# Start of Data provided

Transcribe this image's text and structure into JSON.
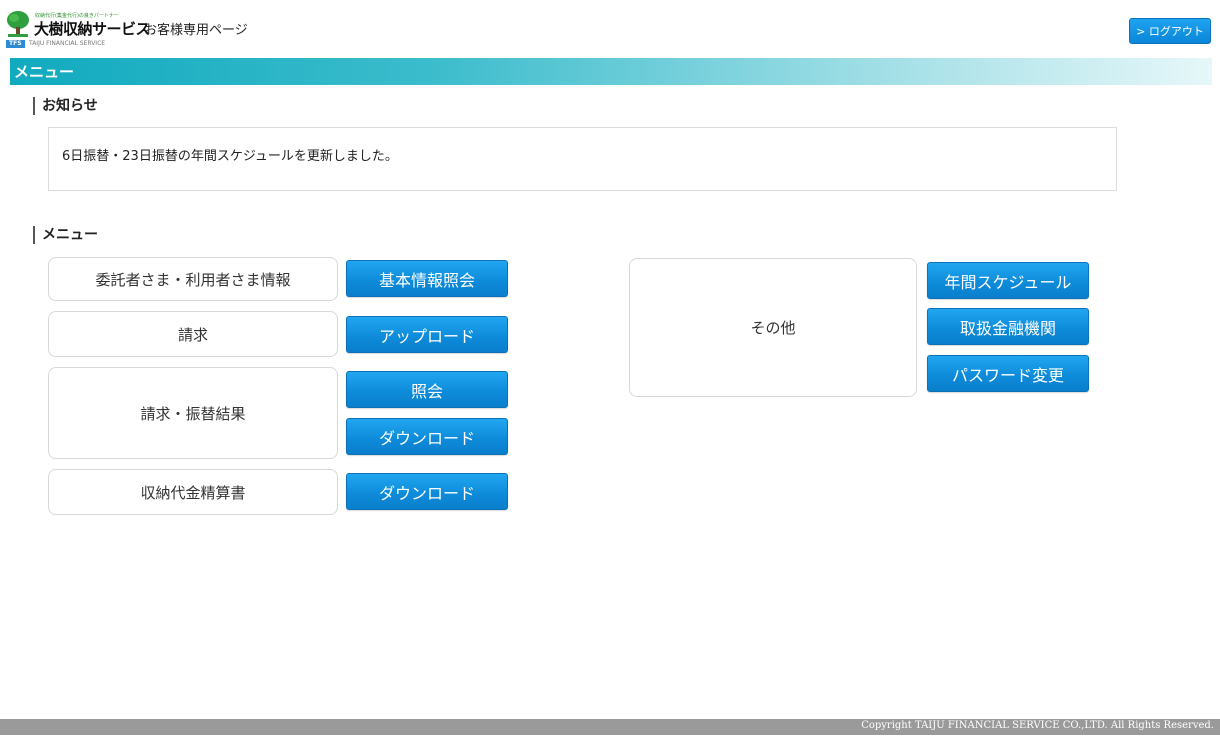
{
  "header": {
    "logo_tagline": "収納代行(集金代行)の良きパートナー",
    "logo_name": "大樹収納サービス",
    "logo_badge": "TFS",
    "logo_en": "TAIJU FINANCIAL SERVICE",
    "page_label": "お客様専用ページ",
    "logout_label": "> ログアウト"
  },
  "menu_band": {
    "title": "メニュー"
  },
  "notice": {
    "heading": "お知らせ",
    "text": "6日振替・23日振替の年間スケジュールを更新しました。"
  },
  "menu": {
    "heading": "メニュー",
    "client_info": {
      "label": "委託者さま・利用者さま情報",
      "button": "基本情報照会"
    },
    "billing": {
      "label": "請求",
      "button": "アップロード"
    },
    "billing_result": {
      "label": "請求・振替結果",
      "button_inquiry": "照会",
      "button_download": "ダウンロード"
    },
    "settlement": {
      "label": "収納代金精算書",
      "button": "ダウンロード"
    },
    "other": {
      "label": "その他",
      "button_schedule": "年間スケジュール",
      "button_banks": "取扱金融機関",
      "button_password": "パスワード変更"
    }
  },
  "footer": {
    "copyright": "Copyright TAIJU FINANCIAL SERVICE CO.,LTD. All Rights Reserved."
  },
  "colors": {
    "accent_blue": "#0d8ad9",
    "band_teal": "#11aabf",
    "footer_gray": "#9a9a9a"
  }
}
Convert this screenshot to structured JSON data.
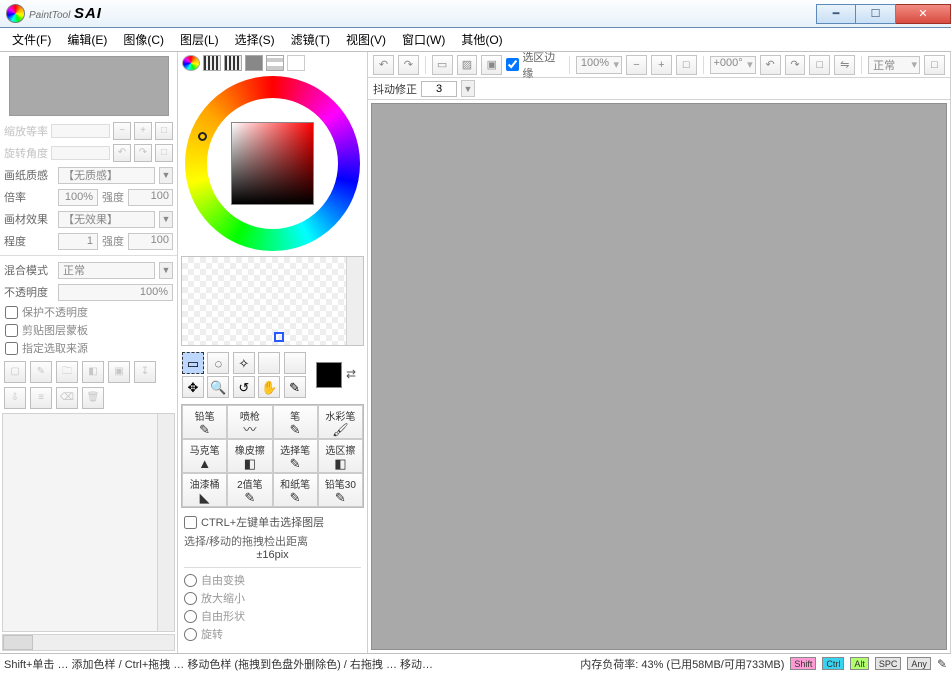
{
  "title": {
    "part1": "PaintTool",
    "part2": "SAI"
  },
  "menu": [
    "文件(F)",
    "编辑(E)",
    "图像(C)",
    "图层(L)",
    "选择(S)",
    "滤镜(T)",
    "视图(V)",
    "窗口(W)",
    "其他(O)"
  ],
  "leftPanel": {
    "paperTexture": {
      "label": "画纸质感",
      "value": "【无质感】"
    },
    "scale": {
      "label": "倍率",
      "value": "100%",
      "intensityLabel": "强度",
      "intensity": "100"
    },
    "paperEffect": {
      "label": "画材效果",
      "value": "【无效果】"
    },
    "degree": {
      "label": "程度",
      "value": "1",
      "intensityLabel": "强度",
      "intensity": "100"
    },
    "blendMode": {
      "label": "混合模式",
      "value": "正常"
    },
    "opacity": {
      "label": "不透明度",
      "value": "100%"
    },
    "protectAlpha": "保护不透明度",
    "clipMask": "剪贴图层蒙板",
    "specifySource": "指定选取来源"
  },
  "colorTools": {
    "ctrlClick": "CTRL+左键单击选择图层",
    "dragLabel": "选择/移动的拖拽检出距离",
    "dragValue": "±16pix",
    "radios": [
      "自由变换",
      "放大缩小",
      "自由形状",
      "旋转"
    ]
  },
  "brushes": [
    {
      "name": "铅笔",
      "icon": "✎"
    },
    {
      "name": "喷枪",
      "icon": "〰"
    },
    {
      "name": "笔",
      "icon": "✎"
    },
    {
      "name": "水彩笔",
      "icon": "🖌"
    },
    {
      "name": "马克笔",
      "icon": "▲"
    },
    {
      "name": "橡皮擦",
      "icon": "◧"
    },
    {
      "name": "选择笔",
      "icon": "✎"
    },
    {
      "name": "选区擦",
      "icon": "◧"
    },
    {
      "name": "油漆桶",
      "icon": "◣"
    },
    {
      "name": "2值笔",
      "icon": "✎"
    },
    {
      "name": "和纸笔",
      "icon": "✎"
    },
    {
      "name": "铅笔30",
      "icon": "✎"
    }
  ],
  "topToolbar": {
    "selEdgeLabel": "选区边缘",
    "zoom": "100%",
    "angle": "+000°",
    "blend": "正常"
  },
  "subToolbar": {
    "stabLabel": "抖动修正",
    "stabValue": "3"
  },
  "status": {
    "left": "Shift+单击 … 添加色样 / Ctrl+拖拽 … 移动色样 (拖拽到色盘外删除色) / 右拖拽 … 移动…",
    "mem": "内存负荷率: 43% (已用58MB/可用733MB)",
    "keys": [
      "Shift",
      "Ctrl",
      "Alt",
      "SPC",
      "Any"
    ]
  }
}
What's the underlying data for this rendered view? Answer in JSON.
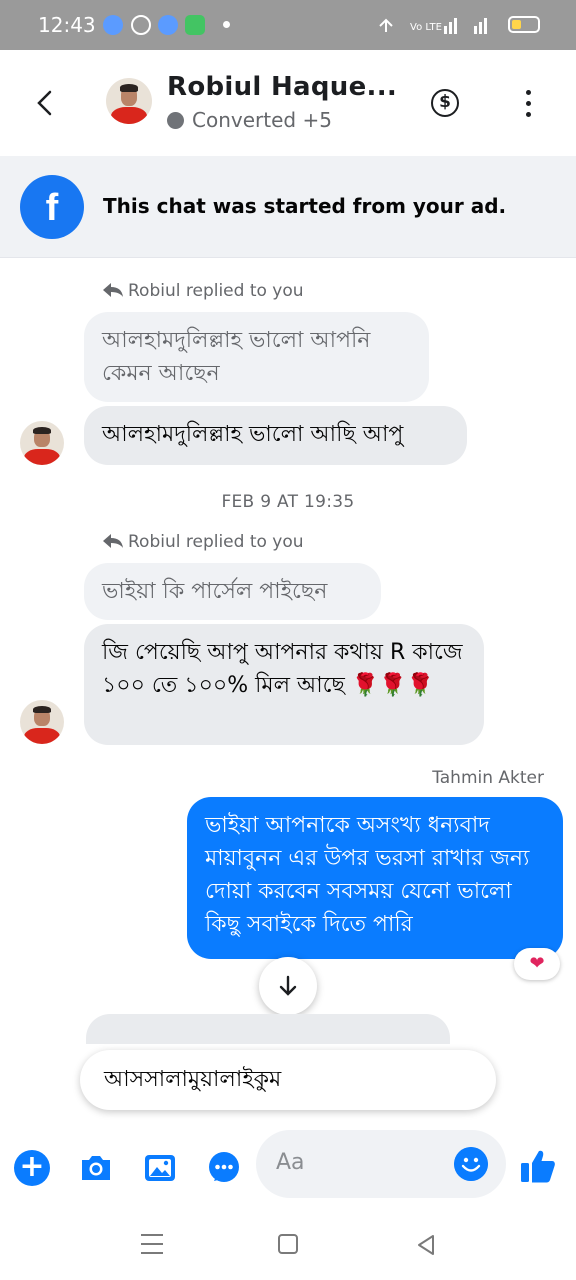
{
  "status_bar": {
    "time": "12:43"
  },
  "header": {
    "contact_name": "Robiul Haque...",
    "status": "Converted +5",
    "icons": [
      "back-icon",
      "dollar-icon",
      "more-icon"
    ]
  },
  "ad_banner": {
    "text": "This chat was started from your ad."
  },
  "messages": [
    {
      "reply_note": "Robiul replied to you",
      "quoted": "আলহামদুলিল্লাহ ভালো আপনি কেমন আছেন",
      "text": "আলহামদুলিল্লাহ ভালো আছি আপু"
    },
    {
      "reply_note": "Robiul replied to you",
      "quoted": "ভাইয়া কি পার্সেল পাইছেন",
      "text": "জি পেয়েছি আপু আপনার কথায় R কাজে ১০০ তে ১০০% মিল আছে 🌹🌹🌹"
    }
  ],
  "timestamp": "FEB 9 AT 19:35",
  "outgoing": {
    "sender": "Tahmin Akter",
    "text": "ভাইয়া আপনাকে অসংখ্য ধন্যবাদ মায়াবুনন এর উপর ভরসা রাখার জন্য দোয়া করবেন সবসময় যেনো ভালো কিছু সবাইকে দিতে পারি",
    "reaction": "❤"
  },
  "suggested_reply": "আসসালামুয়ালাইকুম",
  "composer": {
    "placeholder": "Aa"
  },
  "colors": {
    "messenger_blue": "#0a7cff",
    "facebook_blue": "#1877f2"
  }
}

# End of Data provided

• _Directions for this task_:
Tally how many lines of the records hold the word "FINANCIAL". Answer with the number only.

• _Exercise solution_:
2